**Instruction**
Count every line of these entries that holds the word "this", and reply with the number only.

=== Exercise material ===

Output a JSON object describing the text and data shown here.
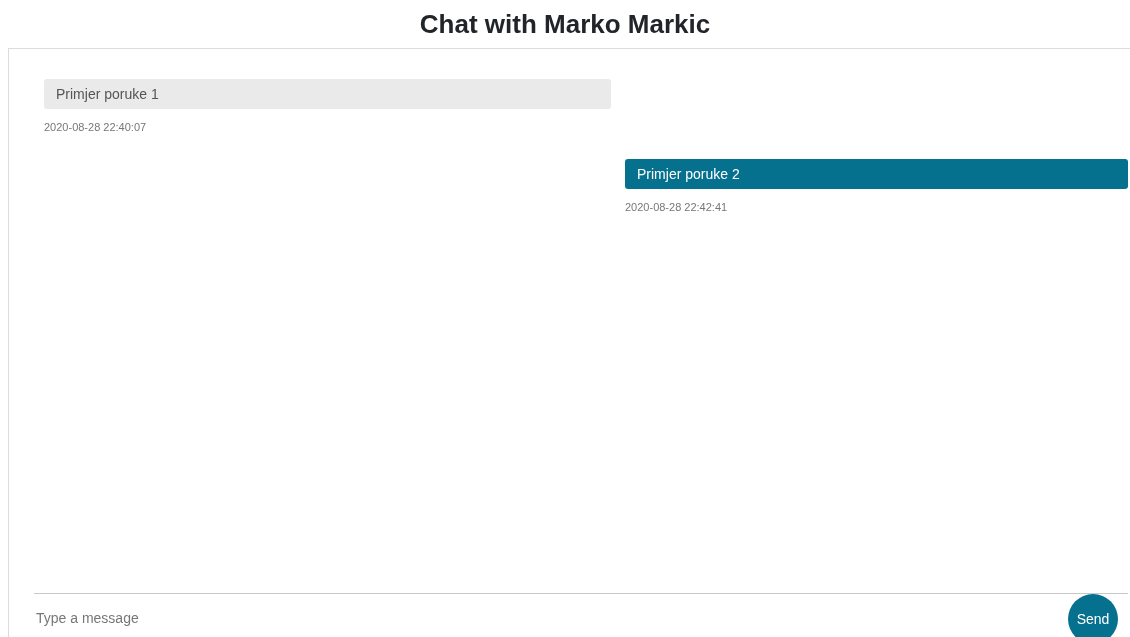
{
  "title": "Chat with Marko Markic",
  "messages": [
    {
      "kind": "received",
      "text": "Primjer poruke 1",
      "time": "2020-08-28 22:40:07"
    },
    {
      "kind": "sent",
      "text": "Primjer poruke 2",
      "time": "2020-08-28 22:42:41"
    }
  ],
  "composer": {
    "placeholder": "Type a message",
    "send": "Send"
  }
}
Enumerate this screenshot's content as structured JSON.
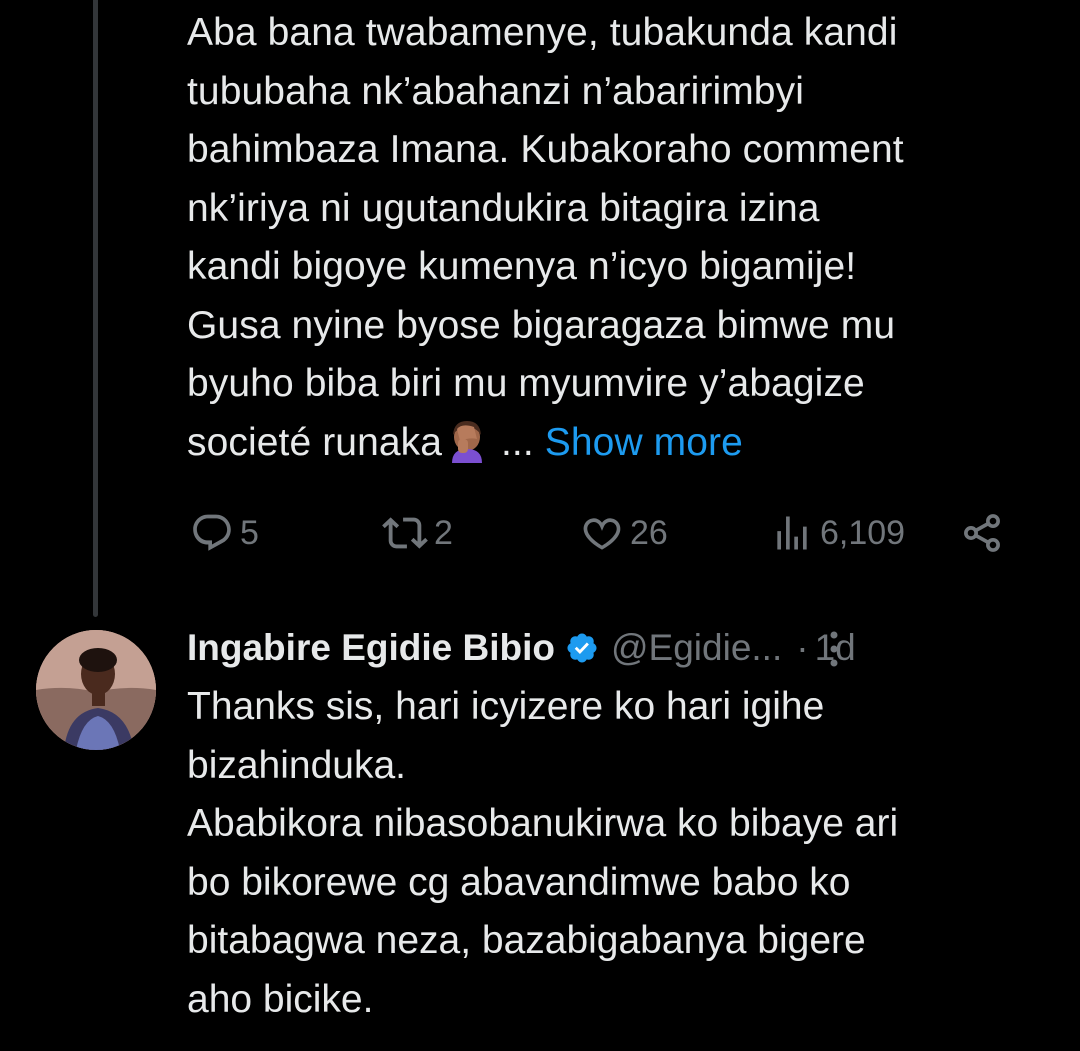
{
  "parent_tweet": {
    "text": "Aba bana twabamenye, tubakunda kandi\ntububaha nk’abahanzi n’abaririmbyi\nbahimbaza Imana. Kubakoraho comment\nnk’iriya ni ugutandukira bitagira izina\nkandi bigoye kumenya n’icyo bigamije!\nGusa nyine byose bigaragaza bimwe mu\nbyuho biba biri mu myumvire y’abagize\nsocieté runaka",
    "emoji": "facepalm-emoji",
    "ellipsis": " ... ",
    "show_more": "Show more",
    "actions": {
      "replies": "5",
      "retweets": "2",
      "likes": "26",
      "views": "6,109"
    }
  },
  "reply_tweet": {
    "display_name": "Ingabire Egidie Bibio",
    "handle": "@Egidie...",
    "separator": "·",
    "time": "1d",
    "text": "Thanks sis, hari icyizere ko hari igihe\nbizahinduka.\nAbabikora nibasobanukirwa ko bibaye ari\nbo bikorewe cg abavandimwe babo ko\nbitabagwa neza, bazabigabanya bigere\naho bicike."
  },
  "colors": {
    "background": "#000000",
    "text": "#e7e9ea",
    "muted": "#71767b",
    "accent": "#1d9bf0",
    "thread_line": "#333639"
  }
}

===
=== Exercise material ===

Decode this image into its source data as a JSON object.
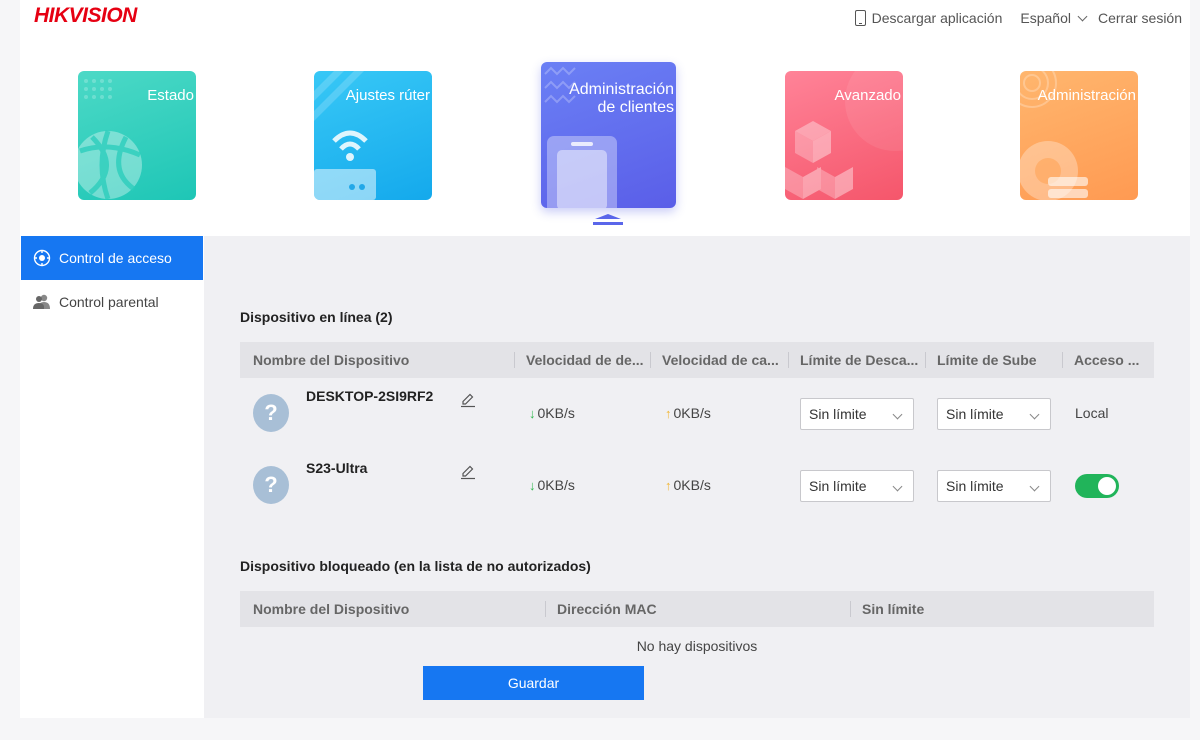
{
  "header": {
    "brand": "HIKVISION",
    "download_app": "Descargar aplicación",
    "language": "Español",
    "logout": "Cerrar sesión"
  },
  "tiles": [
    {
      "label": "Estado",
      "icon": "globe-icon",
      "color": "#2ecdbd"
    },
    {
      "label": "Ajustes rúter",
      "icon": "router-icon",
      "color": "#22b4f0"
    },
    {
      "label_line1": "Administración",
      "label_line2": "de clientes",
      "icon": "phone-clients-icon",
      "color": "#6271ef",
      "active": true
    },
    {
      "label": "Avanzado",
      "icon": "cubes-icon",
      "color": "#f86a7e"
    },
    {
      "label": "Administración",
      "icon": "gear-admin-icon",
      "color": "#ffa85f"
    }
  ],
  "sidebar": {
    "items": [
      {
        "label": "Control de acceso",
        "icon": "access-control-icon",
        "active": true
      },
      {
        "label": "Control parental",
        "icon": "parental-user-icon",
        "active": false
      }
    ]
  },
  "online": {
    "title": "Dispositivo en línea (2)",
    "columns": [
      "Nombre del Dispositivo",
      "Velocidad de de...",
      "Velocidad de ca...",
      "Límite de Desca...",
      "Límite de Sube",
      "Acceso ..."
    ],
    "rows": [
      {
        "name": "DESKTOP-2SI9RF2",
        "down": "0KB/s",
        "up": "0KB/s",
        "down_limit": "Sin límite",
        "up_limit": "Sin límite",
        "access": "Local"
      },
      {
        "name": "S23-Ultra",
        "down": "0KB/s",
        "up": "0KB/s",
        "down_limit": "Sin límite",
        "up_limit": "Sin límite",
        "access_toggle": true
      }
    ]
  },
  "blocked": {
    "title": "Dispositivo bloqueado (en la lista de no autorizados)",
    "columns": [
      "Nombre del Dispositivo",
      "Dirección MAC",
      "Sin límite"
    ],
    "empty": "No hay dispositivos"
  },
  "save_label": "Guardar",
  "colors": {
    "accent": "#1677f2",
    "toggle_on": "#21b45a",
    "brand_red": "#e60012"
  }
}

===

**Finished task**
2